To do —
Using the listing below, report all lines holding the word "speed".

===

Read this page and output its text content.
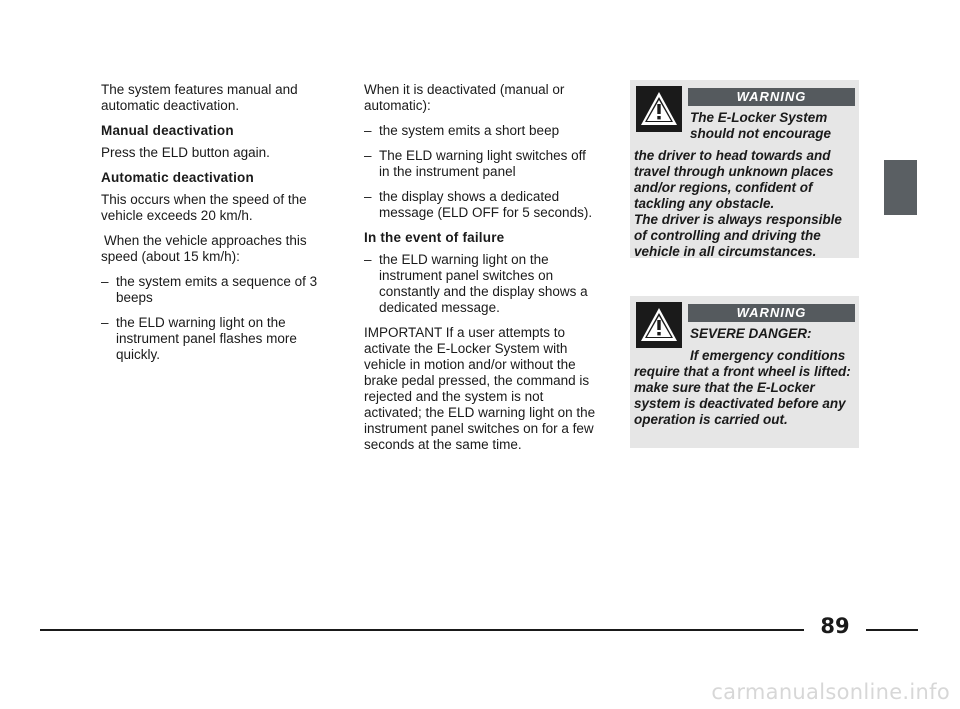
The system features manual and automatic deactivation.

Manual deactivation

Press the ELD button again.

Automatic deactivation

This occurs when the speed of the vehicle exceeds 20 km/h.

When the vehicle approaches this speed (about 15 km/h):

– the system emits a sequence of 3 beeps
– the ELD warning light on the instrument panel flashes more quickly.

When it is deactivated (manual or automatic):

– the system emits a short beep
– The ELD warning light switches off in the instrument panel
– the display shows a dedicated message (ELD OFF for 5 seconds).
In the event of failure
– the ELD warning light on the instrument panel switches on constantly and the display shows a dedicated message.

IMPORTANT If a user attempts to activate the E-Locker System with vehicle in motion and/or without the brake pedal pressed, the command is rejected and the system is not activated; the ELD warning light on the instrument panel switches on for a few seconds at the same time.

WARNING
The E-Locker System should not encourage
the driver to head towards and travel through unknown places and/or regions, confident of tackling any obstacle.
The driver is always responsible of controlling and driving the vehicle in all circumstances.
WARNING
SEVERE DANGER:
If emergency conditions
require that a front wheel is lifted: make sure that the E-Locker system is deactivated before any operation is carried out.
89
carmanualsonline.info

===

Final result —
This occurs when the speed of the vehicle exceeds 20 km/h.
When the vehicle approaches this speed (about 15 km/h):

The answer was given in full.